- OBJECTIVE -
State how many lines of the entries below hold the word "JSON"; reply with nothing but the number.

- MATERIAL TO PROCESS -
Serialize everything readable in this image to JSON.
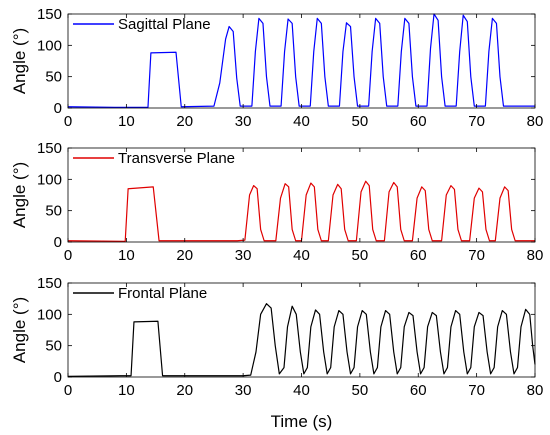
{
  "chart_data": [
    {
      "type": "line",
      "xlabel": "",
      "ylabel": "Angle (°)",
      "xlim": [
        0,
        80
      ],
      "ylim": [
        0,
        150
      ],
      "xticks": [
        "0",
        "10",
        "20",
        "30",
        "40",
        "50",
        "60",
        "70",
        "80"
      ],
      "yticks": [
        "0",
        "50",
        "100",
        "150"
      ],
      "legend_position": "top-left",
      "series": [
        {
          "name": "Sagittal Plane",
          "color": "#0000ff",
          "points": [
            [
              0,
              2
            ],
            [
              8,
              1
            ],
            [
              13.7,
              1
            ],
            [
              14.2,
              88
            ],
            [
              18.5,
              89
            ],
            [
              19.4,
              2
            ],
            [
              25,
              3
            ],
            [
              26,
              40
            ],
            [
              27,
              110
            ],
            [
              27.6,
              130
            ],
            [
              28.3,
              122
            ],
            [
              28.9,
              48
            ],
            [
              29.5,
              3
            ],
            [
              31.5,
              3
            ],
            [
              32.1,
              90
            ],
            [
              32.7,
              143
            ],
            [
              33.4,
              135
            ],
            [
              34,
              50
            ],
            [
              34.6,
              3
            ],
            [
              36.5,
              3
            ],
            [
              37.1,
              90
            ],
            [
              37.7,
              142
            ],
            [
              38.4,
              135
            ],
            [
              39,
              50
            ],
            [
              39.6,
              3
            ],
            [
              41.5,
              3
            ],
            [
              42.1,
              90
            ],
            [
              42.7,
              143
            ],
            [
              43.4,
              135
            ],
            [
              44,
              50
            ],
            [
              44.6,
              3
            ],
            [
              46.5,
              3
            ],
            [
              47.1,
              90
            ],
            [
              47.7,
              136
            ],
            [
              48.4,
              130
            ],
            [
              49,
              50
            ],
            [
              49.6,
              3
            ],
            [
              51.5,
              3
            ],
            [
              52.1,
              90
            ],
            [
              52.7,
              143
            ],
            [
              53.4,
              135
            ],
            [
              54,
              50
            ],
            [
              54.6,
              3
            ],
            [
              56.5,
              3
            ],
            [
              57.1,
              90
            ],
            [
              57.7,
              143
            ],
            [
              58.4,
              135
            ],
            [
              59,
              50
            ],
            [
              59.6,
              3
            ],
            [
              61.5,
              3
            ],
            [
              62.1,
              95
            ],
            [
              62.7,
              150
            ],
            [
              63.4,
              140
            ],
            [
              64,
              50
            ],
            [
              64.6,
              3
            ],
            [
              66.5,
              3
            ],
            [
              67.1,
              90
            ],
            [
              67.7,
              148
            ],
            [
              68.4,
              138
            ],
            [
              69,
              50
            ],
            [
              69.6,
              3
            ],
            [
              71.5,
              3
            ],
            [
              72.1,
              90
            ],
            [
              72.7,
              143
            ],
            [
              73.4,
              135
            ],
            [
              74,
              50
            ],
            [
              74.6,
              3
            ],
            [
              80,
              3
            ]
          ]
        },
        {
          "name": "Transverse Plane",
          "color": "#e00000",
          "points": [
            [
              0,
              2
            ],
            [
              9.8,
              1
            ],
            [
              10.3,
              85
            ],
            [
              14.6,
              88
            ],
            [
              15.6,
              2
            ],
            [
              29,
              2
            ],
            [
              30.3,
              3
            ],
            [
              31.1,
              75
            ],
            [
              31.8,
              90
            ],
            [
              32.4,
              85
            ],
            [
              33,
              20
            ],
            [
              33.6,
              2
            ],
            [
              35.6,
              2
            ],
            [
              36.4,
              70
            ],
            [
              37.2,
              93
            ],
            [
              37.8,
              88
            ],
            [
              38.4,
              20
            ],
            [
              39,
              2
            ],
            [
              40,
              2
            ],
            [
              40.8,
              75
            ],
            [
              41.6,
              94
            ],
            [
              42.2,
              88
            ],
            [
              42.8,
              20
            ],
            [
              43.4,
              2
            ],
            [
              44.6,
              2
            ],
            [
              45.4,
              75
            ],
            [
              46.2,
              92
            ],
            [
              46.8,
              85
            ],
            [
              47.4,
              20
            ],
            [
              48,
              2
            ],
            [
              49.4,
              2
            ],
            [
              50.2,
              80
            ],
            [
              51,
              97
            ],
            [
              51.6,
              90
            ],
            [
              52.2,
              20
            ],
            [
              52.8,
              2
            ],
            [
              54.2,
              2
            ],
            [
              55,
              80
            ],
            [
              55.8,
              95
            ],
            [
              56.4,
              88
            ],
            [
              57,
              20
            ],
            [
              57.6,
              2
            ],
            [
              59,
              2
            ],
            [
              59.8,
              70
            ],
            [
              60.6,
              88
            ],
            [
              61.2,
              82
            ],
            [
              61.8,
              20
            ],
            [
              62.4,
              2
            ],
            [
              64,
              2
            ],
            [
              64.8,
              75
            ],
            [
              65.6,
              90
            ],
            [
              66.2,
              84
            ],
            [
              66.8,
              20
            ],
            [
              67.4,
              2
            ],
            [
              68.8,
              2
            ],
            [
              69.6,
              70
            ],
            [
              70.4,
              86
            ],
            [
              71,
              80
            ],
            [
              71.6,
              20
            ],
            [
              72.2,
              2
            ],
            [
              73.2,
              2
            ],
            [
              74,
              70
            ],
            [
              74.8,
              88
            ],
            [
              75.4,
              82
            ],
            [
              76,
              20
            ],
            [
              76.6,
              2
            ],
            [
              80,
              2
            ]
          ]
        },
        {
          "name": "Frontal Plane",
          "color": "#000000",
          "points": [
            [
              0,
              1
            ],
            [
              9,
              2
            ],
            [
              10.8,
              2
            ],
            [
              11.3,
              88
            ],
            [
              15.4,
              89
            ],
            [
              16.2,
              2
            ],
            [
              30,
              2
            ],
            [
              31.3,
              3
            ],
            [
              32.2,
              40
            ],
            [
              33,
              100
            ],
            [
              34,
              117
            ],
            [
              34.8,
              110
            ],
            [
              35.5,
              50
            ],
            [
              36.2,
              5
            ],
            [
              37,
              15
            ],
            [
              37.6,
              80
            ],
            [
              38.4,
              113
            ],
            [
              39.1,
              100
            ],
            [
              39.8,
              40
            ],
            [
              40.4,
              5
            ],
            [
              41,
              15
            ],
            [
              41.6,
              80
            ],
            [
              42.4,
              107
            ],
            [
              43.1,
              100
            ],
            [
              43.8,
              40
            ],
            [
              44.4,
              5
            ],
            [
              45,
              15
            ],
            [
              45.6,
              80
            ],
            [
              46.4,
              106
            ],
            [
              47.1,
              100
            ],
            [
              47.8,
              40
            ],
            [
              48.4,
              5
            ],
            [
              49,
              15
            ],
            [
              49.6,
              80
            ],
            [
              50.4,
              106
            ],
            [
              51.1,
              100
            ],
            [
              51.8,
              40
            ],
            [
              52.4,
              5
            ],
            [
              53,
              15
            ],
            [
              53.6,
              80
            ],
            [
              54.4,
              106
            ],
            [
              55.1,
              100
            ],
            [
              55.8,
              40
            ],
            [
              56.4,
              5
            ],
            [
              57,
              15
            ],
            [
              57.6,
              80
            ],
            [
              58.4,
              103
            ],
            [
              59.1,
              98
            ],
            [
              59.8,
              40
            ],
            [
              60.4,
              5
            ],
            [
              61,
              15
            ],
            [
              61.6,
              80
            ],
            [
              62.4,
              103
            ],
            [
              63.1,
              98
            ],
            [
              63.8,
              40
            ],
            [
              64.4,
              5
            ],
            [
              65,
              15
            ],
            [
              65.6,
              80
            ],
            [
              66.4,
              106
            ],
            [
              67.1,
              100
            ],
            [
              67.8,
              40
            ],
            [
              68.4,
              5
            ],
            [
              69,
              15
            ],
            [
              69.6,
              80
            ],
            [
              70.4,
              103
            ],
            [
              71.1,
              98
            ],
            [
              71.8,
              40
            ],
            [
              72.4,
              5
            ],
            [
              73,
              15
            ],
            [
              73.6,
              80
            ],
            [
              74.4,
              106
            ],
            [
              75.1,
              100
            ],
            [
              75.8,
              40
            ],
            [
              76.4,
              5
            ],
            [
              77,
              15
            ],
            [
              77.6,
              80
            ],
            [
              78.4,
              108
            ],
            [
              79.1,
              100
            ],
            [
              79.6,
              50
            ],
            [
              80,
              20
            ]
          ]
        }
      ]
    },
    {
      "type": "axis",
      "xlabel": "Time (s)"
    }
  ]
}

---

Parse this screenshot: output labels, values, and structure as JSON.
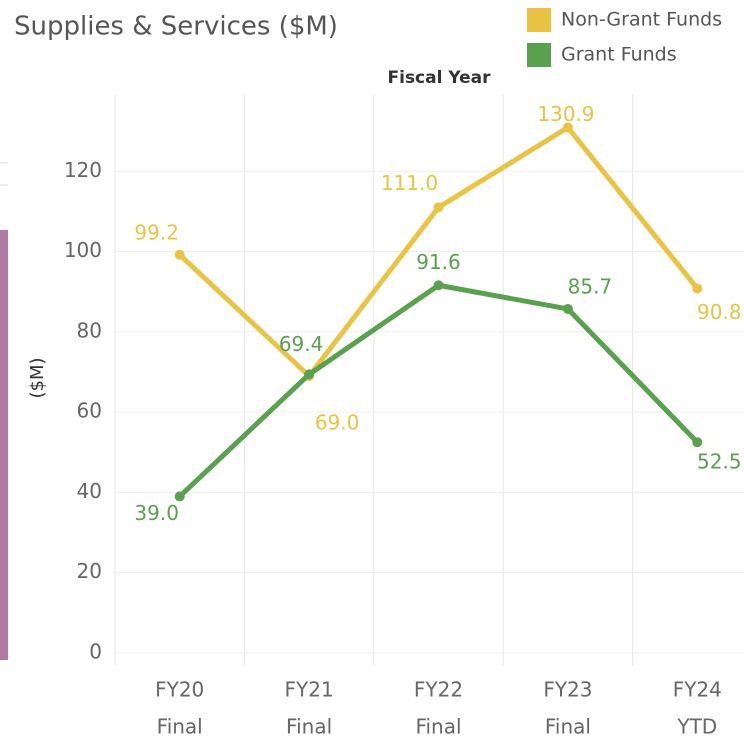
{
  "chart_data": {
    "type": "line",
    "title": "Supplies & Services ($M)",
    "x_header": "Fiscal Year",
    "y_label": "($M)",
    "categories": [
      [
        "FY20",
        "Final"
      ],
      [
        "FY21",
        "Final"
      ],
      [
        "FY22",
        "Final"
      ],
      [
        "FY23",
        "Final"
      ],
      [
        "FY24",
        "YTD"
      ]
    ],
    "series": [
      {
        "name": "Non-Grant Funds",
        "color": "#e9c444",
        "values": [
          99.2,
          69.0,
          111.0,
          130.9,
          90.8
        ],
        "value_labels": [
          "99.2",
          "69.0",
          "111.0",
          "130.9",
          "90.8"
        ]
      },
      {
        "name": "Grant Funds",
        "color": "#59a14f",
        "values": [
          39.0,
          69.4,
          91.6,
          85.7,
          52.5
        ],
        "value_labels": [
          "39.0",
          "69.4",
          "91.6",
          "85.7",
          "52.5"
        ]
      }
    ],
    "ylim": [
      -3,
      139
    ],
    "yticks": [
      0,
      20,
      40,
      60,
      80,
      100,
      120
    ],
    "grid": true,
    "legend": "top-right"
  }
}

* * *

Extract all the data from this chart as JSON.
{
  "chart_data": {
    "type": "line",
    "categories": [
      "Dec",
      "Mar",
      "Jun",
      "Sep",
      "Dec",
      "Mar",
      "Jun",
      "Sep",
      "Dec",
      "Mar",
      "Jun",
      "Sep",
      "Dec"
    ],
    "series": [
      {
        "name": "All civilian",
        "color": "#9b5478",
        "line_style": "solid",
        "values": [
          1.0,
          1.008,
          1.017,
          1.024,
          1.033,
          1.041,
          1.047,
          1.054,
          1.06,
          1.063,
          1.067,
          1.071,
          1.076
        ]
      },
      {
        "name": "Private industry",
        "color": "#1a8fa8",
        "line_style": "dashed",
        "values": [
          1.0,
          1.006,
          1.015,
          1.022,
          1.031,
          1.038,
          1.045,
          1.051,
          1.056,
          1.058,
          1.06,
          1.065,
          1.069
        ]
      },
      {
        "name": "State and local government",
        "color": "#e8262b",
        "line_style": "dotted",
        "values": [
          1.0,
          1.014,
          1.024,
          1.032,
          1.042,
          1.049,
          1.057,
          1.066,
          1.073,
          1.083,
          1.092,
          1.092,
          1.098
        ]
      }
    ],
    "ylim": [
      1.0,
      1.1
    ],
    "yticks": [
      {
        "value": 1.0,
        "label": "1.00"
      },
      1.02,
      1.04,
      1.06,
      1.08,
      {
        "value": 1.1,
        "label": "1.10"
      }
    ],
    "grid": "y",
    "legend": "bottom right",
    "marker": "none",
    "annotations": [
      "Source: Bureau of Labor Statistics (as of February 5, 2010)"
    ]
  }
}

- THE RESULT -
3